### Work to be completed
Comb through the entries for "overheaded" and pull out each line that holds it.

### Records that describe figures
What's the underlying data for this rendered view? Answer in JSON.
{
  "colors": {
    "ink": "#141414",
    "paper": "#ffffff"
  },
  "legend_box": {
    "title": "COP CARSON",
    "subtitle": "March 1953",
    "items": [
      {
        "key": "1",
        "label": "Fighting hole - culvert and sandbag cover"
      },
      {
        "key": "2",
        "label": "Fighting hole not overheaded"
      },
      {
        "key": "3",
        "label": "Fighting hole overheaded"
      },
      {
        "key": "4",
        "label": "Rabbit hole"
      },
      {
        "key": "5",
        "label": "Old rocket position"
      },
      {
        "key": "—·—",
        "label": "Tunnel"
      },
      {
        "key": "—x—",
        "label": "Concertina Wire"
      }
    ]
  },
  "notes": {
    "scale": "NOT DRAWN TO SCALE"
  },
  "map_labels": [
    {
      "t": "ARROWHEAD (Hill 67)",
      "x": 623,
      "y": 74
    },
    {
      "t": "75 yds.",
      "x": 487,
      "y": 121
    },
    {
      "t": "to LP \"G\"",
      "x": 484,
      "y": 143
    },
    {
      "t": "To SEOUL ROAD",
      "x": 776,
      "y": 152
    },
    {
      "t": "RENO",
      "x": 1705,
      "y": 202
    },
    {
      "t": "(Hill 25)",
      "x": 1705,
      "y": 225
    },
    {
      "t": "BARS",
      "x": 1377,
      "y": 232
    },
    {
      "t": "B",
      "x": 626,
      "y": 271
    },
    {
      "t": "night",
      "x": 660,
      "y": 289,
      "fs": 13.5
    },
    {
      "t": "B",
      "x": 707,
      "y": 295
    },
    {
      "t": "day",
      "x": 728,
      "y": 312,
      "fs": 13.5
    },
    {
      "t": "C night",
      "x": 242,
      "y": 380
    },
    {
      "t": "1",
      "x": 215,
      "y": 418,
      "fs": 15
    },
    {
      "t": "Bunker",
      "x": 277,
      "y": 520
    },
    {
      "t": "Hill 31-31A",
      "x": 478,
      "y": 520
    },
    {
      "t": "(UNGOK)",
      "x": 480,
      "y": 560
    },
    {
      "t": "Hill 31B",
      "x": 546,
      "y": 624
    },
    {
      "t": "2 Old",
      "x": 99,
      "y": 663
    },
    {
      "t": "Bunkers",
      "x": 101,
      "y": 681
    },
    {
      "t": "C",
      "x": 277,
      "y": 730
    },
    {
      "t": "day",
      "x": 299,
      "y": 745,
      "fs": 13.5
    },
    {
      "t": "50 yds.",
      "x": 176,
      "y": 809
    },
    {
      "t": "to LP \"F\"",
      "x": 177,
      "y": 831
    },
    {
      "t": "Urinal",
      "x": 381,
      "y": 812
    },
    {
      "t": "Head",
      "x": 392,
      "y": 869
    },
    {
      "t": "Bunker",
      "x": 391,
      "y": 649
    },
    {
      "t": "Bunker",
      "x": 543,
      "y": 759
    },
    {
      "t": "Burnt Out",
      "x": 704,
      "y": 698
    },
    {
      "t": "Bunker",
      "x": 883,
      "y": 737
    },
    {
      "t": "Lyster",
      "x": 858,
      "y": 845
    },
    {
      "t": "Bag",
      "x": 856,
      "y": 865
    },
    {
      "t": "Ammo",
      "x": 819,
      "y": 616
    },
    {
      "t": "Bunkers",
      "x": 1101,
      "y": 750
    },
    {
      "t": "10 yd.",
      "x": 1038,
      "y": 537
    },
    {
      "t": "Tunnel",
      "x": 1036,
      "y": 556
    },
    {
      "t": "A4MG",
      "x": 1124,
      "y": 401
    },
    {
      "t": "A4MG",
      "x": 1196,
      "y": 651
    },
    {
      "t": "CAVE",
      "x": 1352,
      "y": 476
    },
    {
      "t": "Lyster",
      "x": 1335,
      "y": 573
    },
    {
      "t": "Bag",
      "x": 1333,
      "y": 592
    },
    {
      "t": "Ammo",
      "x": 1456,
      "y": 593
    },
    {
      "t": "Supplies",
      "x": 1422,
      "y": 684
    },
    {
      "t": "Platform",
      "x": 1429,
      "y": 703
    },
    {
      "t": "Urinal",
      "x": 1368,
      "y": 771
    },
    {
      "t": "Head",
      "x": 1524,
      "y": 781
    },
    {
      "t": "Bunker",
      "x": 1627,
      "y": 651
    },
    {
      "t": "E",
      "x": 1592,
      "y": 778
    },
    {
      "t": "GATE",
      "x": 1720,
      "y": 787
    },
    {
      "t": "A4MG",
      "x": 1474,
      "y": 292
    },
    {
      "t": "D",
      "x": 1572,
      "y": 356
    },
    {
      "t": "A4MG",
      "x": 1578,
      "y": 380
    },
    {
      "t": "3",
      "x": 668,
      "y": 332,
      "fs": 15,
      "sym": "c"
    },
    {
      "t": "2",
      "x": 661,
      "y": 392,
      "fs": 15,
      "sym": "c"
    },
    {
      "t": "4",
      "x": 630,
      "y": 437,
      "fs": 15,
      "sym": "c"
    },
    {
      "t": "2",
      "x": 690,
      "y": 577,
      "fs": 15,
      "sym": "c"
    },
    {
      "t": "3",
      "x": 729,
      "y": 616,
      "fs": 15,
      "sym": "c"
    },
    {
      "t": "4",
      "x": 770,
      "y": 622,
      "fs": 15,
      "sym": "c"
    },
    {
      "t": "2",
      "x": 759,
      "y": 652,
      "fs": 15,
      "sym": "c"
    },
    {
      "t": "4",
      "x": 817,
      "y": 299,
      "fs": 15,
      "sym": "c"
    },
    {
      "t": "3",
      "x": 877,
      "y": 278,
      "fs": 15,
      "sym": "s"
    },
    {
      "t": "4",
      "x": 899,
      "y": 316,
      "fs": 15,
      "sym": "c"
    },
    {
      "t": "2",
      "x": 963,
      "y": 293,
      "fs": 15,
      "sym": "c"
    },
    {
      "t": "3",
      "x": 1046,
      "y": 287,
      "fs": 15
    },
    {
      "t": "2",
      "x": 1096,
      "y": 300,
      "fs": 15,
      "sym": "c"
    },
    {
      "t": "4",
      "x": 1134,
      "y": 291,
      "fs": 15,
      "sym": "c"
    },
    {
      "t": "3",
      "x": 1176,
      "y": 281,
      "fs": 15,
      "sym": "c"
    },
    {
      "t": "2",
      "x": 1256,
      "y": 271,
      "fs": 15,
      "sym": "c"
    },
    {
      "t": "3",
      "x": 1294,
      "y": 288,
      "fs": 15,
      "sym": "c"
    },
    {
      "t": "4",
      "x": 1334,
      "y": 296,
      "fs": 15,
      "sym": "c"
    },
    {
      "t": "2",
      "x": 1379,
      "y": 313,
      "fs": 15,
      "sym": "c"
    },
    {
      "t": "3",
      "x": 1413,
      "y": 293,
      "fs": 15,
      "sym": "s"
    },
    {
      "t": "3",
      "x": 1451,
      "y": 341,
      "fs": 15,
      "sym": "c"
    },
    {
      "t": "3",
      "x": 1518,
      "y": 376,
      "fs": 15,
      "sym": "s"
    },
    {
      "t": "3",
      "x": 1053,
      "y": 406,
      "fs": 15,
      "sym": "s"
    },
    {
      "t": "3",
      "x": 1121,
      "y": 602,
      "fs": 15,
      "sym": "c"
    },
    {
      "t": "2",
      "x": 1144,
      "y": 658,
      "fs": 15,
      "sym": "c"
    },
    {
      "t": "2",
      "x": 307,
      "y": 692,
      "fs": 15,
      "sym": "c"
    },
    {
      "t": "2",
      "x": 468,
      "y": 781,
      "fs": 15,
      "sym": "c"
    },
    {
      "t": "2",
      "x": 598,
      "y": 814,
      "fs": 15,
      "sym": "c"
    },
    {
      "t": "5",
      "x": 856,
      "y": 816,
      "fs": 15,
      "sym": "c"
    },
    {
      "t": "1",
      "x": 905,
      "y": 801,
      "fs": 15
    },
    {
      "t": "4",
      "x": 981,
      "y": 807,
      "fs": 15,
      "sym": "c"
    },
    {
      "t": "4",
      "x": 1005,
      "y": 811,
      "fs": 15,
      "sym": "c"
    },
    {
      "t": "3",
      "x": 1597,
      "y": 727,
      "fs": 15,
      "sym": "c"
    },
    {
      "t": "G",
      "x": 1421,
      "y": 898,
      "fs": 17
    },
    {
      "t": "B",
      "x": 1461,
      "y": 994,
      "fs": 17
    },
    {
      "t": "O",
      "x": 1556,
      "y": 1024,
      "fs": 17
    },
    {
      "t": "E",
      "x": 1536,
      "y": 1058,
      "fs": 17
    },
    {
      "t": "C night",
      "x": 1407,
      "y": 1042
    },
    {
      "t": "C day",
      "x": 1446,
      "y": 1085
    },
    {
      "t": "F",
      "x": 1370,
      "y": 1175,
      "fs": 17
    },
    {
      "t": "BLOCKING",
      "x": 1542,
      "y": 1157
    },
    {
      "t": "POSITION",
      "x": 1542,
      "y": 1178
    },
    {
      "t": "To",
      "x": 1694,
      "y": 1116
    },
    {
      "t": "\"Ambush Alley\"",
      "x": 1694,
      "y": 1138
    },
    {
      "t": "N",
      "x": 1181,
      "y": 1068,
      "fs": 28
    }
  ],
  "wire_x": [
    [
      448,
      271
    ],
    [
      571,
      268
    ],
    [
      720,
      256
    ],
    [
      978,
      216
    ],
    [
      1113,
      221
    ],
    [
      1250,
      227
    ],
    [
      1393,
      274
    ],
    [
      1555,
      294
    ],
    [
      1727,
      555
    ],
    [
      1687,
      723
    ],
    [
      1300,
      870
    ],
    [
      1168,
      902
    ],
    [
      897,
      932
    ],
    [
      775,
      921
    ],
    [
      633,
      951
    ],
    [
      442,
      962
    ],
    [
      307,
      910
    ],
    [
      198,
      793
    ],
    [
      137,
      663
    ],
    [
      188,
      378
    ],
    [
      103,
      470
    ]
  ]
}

### Solution to this task
        "label": "Fighting hole not overheaded"
        "label": "Fighting hole overheaded"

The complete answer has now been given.